- _Problem details_
Write out each entry, exactly the way it appears.

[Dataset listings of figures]
= = = = =

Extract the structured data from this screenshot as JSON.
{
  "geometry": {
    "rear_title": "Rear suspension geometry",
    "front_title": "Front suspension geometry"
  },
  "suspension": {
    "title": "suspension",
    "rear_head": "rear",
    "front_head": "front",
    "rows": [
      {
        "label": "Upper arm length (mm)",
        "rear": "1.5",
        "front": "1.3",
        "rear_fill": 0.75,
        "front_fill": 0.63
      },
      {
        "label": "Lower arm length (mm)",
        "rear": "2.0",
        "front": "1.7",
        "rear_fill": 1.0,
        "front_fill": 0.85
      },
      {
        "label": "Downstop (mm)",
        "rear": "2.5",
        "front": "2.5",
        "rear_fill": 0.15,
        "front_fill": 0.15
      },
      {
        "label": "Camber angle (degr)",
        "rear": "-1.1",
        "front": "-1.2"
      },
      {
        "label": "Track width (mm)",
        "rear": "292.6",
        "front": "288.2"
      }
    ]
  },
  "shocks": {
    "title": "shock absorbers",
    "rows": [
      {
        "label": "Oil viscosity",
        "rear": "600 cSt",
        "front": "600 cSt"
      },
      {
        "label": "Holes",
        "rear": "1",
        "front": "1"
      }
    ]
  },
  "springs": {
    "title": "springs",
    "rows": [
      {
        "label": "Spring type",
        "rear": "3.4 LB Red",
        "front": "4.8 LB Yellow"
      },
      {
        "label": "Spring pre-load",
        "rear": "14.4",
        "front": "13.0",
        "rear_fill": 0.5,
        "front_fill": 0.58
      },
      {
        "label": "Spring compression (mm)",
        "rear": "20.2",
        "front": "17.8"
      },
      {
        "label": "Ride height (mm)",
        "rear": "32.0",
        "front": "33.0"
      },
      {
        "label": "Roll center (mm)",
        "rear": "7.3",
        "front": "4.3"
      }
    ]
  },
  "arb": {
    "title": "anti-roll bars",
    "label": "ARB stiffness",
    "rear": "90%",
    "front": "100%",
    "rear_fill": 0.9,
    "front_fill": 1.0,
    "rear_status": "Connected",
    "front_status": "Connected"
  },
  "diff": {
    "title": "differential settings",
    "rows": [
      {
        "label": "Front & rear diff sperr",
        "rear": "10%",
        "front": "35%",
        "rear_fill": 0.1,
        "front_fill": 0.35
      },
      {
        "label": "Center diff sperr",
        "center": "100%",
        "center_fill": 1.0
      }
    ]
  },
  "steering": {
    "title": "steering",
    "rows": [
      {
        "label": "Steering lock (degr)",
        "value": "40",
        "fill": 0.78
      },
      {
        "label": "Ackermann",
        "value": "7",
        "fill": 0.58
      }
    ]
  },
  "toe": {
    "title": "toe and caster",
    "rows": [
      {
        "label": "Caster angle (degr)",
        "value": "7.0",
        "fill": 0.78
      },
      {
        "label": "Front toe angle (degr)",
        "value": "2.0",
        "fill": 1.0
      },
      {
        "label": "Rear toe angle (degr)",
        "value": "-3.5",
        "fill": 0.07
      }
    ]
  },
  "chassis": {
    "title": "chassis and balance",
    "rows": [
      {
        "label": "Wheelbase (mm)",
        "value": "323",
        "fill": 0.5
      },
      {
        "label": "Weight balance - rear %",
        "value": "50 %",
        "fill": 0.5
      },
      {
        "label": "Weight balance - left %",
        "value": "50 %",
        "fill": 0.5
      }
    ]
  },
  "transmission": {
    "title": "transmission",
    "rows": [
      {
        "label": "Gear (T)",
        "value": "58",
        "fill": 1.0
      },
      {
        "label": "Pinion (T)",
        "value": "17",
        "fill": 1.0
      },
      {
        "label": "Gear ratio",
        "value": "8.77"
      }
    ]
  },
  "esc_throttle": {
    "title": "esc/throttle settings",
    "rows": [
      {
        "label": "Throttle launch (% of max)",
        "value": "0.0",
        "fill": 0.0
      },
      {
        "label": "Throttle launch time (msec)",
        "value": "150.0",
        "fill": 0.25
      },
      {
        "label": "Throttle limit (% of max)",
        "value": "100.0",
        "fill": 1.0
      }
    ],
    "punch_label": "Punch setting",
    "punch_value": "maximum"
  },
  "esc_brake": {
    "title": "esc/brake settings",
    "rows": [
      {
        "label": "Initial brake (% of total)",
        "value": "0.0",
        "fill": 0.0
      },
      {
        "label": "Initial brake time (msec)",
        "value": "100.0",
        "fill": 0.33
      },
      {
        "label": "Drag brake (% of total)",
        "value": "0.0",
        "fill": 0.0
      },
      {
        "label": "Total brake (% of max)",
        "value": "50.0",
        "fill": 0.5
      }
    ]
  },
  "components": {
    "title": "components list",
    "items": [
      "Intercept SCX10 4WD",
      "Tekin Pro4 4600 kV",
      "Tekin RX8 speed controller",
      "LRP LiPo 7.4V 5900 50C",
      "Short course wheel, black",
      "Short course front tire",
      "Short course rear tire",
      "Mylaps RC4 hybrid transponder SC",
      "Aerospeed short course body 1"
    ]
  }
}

= = = = =

- _Complete response_
Extract the structured data from this screenshot as JSON.
{
  "geometry": {
    "rear_title": "Rear suspension geometry",
    "front_title": "Front suspension geometry"
  },
  "suspension": {
    "title": "suspension",
    "rear_head": "rear",
    "front_head": "front",
    "rows": [
      {
        "label": "Upper arm length (mm)",
        "rear": "1.5",
        "front": "1.3",
        "rear_fill": 0.75,
        "front_fill": 0.63
      },
      {
        "label": "Lower arm length (mm)",
        "rear": "2.0",
        "front": "1.7",
        "rear_fill": 1.0,
        "front_fill": 0.85
      },
      {
        "label": "Downstop (mm)",
        "rear": "2.5",
        "front": "2.5",
        "rear_fill": 0.15,
        "front_fill": 0.15
      },
      {
        "label": "Camber angle (degr)",
        "rear": "-1.1",
        "front": "-1.2"
      },
      {
        "label": "Track width (mm)",
        "rear": "292.6",
        "front": "288.2"
      }
    ]
  },
  "shocks": {
    "title": "shock absorbers",
    "rows": [
      {
        "label": "Oil viscosity",
        "rear": "600 cSt",
        "front": "600 cSt"
      },
      {
        "label": "Holes",
        "rear": "1",
        "front": "1"
      }
    ]
  },
  "springs": {
    "title": "springs",
    "rows": [
      {
        "label": "Spring type",
        "rear": "3.4 LB Red",
        "front": "4.8 LB Yellow"
      },
      {
        "label": "Spring pre-load",
        "rear": "14.4",
        "front": "13.0",
        "rear_fill": 0.5,
        "front_fill": 0.58
      },
      {
        "label": "Spring compression (mm)",
        "rear": "20.2",
        "front": "17.8"
      },
      {
        "label": "Ride height (mm)",
        "rear": "32.0",
        "front": "33.0"
      },
      {
        "label": "Roll center (mm)",
        "rear": "7.3",
        "front": "4.3"
      }
    ]
  },
  "arb": {
    "title": "anti-roll bars",
    "label": "ARB stiffness",
    "rear": "90%",
    "front": "100%",
    "rear_fill": 0.9,
    "front_fill": 1.0,
    "rear_status": "Connected",
    "front_status": "Connected"
  },
  "diff": {
    "title": "differential settings",
    "rows": [
      {
        "label": "Front & rear diff sperr",
        "rear": "10%",
        "front": "35%",
        "rear_fill": 0.1,
        "front_fill": 0.35
      },
      {
        "label": "Center diff sperr",
        "center": "100%",
        "center_fill": 1.0
      }
    ]
  },
  "steering": {
    "title": "steering",
    "rows": [
      {
        "label": "Steering lock (degr)",
        "value": "40",
        "fill": 0.78
      },
      {
        "label": "Ackermann",
        "value": "7",
        "fill": 0.58
      }
    ]
  },
  "toe": {
    "title": "toe and caster",
    "rows": [
      {
        "label": "Caster angle (degr)",
        "value": "7.0",
        "fill": 0.78
      },
      {
        "label": "Front toe angle (degr)",
        "value": "2.0",
        "fill": 1.0
      },
      {
        "label": "Rear toe angle (degr)",
        "value": "-3.5",
        "fill": 0.07
      }
    ]
  },
  "chassis": {
    "title": "chassis and balance",
    "rows": [
      {
        "label": "Wheelbase (mm)",
        "value": "323",
        "fill": 0.5
      },
      {
        "label": "Weight balance - rear %",
        "value": "50 %",
        "fill": 0.5
      },
      {
        "label": "Weight balance - left %",
        "value": "50 %",
        "fill": 0.5
      }
    ]
  },
  "transmission": {
    "title": "transmission",
    "rows": [
      {
        "label": "Gear (T)",
        "value": "58",
        "fill": 1.0
      },
      {
        "label": "Pinion (T)",
        "value": "17",
        "fill": 1.0
      },
      {
        "label": "Gear ratio",
        "value": "8.77"
      }
    ]
  },
  "esc_throttle": {
    "title": "esc/throttle settings",
    "rows": [
      {
        "label": "Throttle launch (% of max)",
        "value": "0.0",
        "fill": 0.0
      },
      {
        "label": "Throttle launch time (msec)",
        "value": "150.0",
        "fill": 0.25
      },
      {
        "label": "Throttle limit (% of max)",
        "value": "100.0",
        "fill": 1.0
      }
    ],
    "punch_label": "Punch setting",
    "punch_value": "maximum"
  },
  "esc_brake": {
    "title": "esc/brake settings",
    "rows": [
      {
        "label": "Initial brake (% of total)",
        "value": "0.0",
        "fill": 0.0
      },
      {
        "label": "Initial brake time (msec)",
        "value": "100.0",
        "fill": 0.33
      },
      {
        "label": "Drag brake (% of total)",
        "value": "0.0",
        "fill": 0.0
      },
      {
        "label": "Total brake (% of max)",
        "value": "50.0",
        "fill": 0.5
      }
    ]
  },
  "components": {
    "title": "components list",
    "items": [
      "Intercept SCX10 4WD",
      "Tekin Pro4 4600 kV",
      "Tekin RX8 speed controller",
      "LRP LiPo 7.4V 5900 50C",
      "Short course wheel, black",
      "Short course front tire",
      "Short course rear tire",
      "Mylaps RC4 hybrid transponder SC",
      "Aerospeed short course body 1"
    ]
  }
}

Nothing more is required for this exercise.